-- START OF Material provided --

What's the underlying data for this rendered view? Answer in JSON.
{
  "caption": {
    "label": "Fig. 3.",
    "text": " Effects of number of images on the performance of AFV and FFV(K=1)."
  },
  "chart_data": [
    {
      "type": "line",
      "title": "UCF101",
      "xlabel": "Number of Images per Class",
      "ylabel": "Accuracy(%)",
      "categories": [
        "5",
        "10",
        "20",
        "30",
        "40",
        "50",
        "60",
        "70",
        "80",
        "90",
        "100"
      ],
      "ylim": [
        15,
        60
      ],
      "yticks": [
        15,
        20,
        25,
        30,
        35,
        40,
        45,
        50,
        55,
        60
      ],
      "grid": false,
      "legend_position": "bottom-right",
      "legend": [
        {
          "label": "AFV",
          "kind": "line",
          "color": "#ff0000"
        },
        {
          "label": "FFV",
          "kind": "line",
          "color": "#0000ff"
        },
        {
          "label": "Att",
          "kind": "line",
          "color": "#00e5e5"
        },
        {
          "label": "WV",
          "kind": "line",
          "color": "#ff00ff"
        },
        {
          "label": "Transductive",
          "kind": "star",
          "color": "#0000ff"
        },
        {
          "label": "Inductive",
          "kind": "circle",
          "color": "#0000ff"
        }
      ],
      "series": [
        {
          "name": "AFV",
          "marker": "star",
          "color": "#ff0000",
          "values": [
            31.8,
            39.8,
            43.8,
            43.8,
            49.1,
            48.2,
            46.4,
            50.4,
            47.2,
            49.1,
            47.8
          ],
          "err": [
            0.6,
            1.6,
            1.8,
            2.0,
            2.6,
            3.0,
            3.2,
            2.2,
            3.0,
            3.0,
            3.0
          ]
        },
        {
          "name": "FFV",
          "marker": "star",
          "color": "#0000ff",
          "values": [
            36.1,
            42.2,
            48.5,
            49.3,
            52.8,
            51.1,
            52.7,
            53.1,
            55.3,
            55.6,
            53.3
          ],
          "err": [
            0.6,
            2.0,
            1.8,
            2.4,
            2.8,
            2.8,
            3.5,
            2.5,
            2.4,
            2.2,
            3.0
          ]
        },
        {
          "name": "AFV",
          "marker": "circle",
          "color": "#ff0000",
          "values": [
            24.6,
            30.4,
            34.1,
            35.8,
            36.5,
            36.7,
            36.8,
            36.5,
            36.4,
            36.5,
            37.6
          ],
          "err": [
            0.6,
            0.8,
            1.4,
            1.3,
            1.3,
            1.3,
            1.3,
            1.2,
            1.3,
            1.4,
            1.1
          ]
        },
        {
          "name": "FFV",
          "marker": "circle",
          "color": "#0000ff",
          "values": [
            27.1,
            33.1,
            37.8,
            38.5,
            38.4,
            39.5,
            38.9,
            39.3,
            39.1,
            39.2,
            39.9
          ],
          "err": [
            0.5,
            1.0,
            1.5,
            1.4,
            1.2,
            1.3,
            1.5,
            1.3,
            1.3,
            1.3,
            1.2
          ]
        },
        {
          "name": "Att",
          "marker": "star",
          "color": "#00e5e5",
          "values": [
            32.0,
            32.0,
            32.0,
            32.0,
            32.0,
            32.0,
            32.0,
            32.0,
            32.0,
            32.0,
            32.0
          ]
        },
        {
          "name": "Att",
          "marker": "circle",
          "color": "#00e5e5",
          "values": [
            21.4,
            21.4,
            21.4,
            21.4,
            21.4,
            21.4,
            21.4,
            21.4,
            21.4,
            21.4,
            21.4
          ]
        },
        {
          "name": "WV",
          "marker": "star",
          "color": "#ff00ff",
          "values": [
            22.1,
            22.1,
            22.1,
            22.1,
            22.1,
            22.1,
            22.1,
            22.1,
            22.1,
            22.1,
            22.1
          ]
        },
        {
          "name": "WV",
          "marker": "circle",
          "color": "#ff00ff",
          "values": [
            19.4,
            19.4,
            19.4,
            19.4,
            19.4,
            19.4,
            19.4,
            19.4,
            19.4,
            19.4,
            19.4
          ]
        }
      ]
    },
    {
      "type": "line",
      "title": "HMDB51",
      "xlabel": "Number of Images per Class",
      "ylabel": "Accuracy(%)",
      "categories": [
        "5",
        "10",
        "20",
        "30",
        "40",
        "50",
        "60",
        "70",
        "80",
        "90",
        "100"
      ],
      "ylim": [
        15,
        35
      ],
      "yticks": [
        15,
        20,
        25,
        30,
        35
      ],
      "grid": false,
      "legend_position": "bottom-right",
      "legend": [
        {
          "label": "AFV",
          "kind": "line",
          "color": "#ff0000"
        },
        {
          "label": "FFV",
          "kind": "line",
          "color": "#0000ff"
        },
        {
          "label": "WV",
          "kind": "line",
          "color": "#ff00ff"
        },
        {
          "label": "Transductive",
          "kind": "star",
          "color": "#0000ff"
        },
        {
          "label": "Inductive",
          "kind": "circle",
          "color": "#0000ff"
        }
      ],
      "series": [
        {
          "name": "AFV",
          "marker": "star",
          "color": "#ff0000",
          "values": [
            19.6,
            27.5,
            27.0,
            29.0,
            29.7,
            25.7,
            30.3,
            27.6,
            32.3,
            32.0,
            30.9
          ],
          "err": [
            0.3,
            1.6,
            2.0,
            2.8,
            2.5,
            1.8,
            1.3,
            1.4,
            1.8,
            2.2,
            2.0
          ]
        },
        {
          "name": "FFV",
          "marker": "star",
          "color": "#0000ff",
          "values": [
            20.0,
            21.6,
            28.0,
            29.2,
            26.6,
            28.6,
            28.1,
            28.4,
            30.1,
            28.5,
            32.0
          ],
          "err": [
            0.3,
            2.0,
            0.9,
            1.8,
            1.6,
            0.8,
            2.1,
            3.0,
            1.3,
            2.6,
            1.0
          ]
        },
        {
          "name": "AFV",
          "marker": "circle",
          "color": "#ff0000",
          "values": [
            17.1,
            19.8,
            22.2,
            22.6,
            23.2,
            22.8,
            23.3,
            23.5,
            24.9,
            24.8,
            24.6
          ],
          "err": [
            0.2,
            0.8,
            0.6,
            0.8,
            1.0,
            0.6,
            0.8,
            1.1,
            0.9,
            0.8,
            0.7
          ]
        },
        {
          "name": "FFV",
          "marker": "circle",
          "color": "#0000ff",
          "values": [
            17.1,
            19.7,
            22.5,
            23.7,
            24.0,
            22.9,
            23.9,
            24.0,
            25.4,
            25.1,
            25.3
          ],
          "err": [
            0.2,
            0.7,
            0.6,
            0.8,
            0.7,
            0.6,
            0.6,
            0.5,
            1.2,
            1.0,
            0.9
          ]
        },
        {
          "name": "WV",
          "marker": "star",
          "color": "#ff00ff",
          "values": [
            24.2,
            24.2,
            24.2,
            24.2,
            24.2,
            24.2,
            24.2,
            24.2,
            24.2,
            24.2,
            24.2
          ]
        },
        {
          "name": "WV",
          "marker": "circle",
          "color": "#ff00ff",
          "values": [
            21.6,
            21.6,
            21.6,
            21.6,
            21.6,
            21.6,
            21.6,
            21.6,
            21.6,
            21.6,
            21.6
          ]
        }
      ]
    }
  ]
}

-- END OF Material provided --

Transcribe all of the material exactly. Omit nothing.

What's the underlying data for this rendered view? Answer in JSON.
{
  "caption": {
    "label": "Fig. 3.",
    "text": " Effects of number of images on the performance of AFV and FFV(K=1)."
  },
  "chart_data": [
    {
      "type": "line",
      "title": "UCF101",
      "xlabel": "Number of Images per Class",
      "ylabel": "Accuracy(%)",
      "categories": [
        "5",
        "10",
        "20",
        "30",
        "40",
        "50",
        "60",
        "70",
        "80",
        "90",
        "100"
      ],
      "ylim": [
        15,
        60
      ],
      "yticks": [
        15,
        20,
        25,
        30,
        35,
        40,
        45,
        50,
        55,
        60
      ],
      "grid": false,
      "legend_position": "bottom-right",
      "legend": [
        {
          "label": "AFV",
          "kind": "line",
          "color": "#ff0000"
        },
        {
          "label": "FFV",
          "kind": "line",
          "color": "#0000ff"
        },
        {
          "label": "Att",
          "kind": "line",
          "color": "#00e5e5"
        },
        {
          "label": "WV",
          "kind": "line",
          "color": "#ff00ff"
        },
        {
          "label": "Transductive",
          "kind": "star",
          "color": "#0000ff"
        },
        {
          "label": "Inductive",
          "kind": "circle",
          "color": "#0000ff"
        }
      ],
      "series": [
        {
          "name": "AFV",
          "marker": "star",
          "color": "#ff0000",
          "values": [
            31.8,
            39.8,
            43.8,
            43.8,
            49.1,
            48.2,
            46.4,
            50.4,
            47.2,
            49.1,
            47.8
          ],
          "err": [
            0.6,
            1.6,
            1.8,
            2.0,
            2.6,
            3.0,
            3.2,
            2.2,
            3.0,
            3.0,
            3.0
          ]
        },
        {
          "name": "FFV",
          "marker": "star",
          "color": "#0000ff",
          "values": [
            36.1,
            42.2,
            48.5,
            49.3,
            52.8,
            51.1,
            52.7,
            53.1,
            55.3,
            55.6,
            53.3
          ],
          "err": [
            0.6,
            2.0,
            1.8,
            2.4,
            2.8,
            2.8,
            3.5,
            2.5,
            2.4,
            2.2,
            3.0
          ]
        },
        {
          "name": "AFV",
          "marker": "circle",
          "color": "#ff0000",
          "values": [
            24.6,
            30.4,
            34.1,
            35.8,
            36.5,
            36.7,
            36.8,
            36.5,
            36.4,
            36.5,
            37.6
          ],
          "err": [
            0.6,
            0.8,
            1.4,
            1.3,
            1.3,
            1.3,
            1.3,
            1.2,
            1.3,
            1.4,
            1.1
          ]
        },
        {
          "name": "FFV",
          "marker": "circle",
          "color": "#0000ff",
          "values": [
            27.1,
            33.1,
            37.8,
            38.5,
            38.4,
            39.5,
            38.9,
            39.3,
            39.1,
            39.2,
            39.9
          ],
          "err": [
            0.5,
            1.0,
            1.5,
            1.4,
            1.2,
            1.3,
            1.5,
            1.3,
            1.3,
            1.3,
            1.2
          ]
        },
        {
          "name": "Att",
          "marker": "star",
          "color": "#00e5e5",
          "values": [
            32.0,
            32.0,
            32.0,
            32.0,
            32.0,
            32.0,
            32.0,
            32.0,
            32.0,
            32.0,
            32.0
          ]
        },
        {
          "name": "Att",
          "marker": "circle",
          "color": "#00e5e5",
          "values": [
            21.4,
            21.4,
            21.4,
            21.4,
            21.4,
            21.4,
            21.4,
            21.4,
            21.4,
            21.4,
            21.4
          ]
        },
        {
          "name": "WV",
          "marker": "star",
          "color": "#ff00ff",
          "values": [
            22.1,
            22.1,
            22.1,
            22.1,
            22.1,
            22.1,
            22.1,
            22.1,
            22.1,
            22.1,
            22.1
          ]
        },
        {
          "name": "WV",
          "marker": "circle",
          "color": "#ff00ff",
          "values": [
            19.4,
            19.4,
            19.4,
            19.4,
            19.4,
            19.4,
            19.4,
            19.4,
            19.4,
            19.4,
            19.4
          ]
        }
      ]
    },
    {
      "type": "line",
      "title": "HMDB51",
      "xlabel": "Number of Images per Class",
      "ylabel": "Accuracy(%)",
      "categories": [
        "5",
        "10",
        "20",
        "30",
        "40",
        "50",
        "60",
        "70",
        "80",
        "90",
        "100"
      ],
      "ylim": [
        15,
        35
      ],
      "yticks": [
        15,
        20,
        25,
        30,
        35
      ],
      "grid": false,
      "legend_position": "bottom-right",
      "legend": [
        {
          "label": "AFV",
          "kind": "line",
          "color": "#ff0000"
        },
        {
          "label": "FFV",
          "kind": "line",
          "color": "#0000ff"
        },
        {
          "label": "WV",
          "kind": "line",
          "color": "#ff00ff"
        },
        {
          "label": "Transductive",
          "kind": "star",
          "color": "#0000ff"
        },
        {
          "label": "Inductive",
          "kind": "circle",
          "color": "#0000ff"
        }
      ],
      "series": [
        {
          "name": "AFV",
          "marker": "star",
          "color": "#ff0000",
          "values": [
            19.6,
            27.5,
            27.0,
            29.0,
            29.7,
            25.7,
            30.3,
            27.6,
            32.3,
            32.0,
            30.9
          ],
          "err": [
            0.3,
            1.6,
            2.0,
            2.8,
            2.5,
            1.8,
            1.3,
            1.4,
            1.8,
            2.2,
            2.0
          ]
        },
        {
          "name": "FFV",
          "marker": "star",
          "color": "#0000ff",
          "values": [
            20.0,
            21.6,
            28.0,
            29.2,
            26.6,
            28.6,
            28.1,
            28.4,
            30.1,
            28.5,
            32.0
          ],
          "err": [
            0.3,
            2.0,
            0.9,
            1.8,
            1.6,
            0.8,
            2.1,
            3.0,
            1.3,
            2.6,
            1.0
          ]
        },
        {
          "name": "AFV",
          "marker": "circle",
          "color": "#ff0000",
          "values": [
            17.1,
            19.8,
            22.2,
            22.6,
            23.2,
            22.8,
            23.3,
            23.5,
            24.9,
            24.8,
            24.6
          ],
          "err": [
            0.2,
            0.8,
            0.6,
            0.8,
            1.0,
            0.6,
            0.8,
            1.1,
            0.9,
            0.8,
            0.7
          ]
        },
        {
          "name": "FFV",
          "marker": "circle",
          "color": "#0000ff",
          "values": [
            17.1,
            19.7,
            22.5,
            23.7,
            24.0,
            22.9,
            23.9,
            24.0,
            25.4,
            25.1,
            25.3
          ],
          "err": [
            0.2,
            0.7,
            0.6,
            0.8,
            0.7,
            0.6,
            0.6,
            0.5,
            1.2,
            1.0,
            0.9
          ]
        },
        {
          "name": "WV",
          "marker": "star",
          "color": "#ff00ff",
          "values": [
            24.2,
            24.2,
            24.2,
            24.2,
            24.2,
            24.2,
            24.2,
            24.2,
            24.2,
            24.2,
            24.2
          ]
        },
        {
          "name": "WV",
          "marker": "circle",
          "color": "#ff00ff",
          "values": [
            21.6,
            21.6,
            21.6,
            21.6,
            21.6,
            21.6,
            21.6,
            21.6,
            21.6,
            21.6,
            21.6
          ]
        }
      ]
    }
  ]
}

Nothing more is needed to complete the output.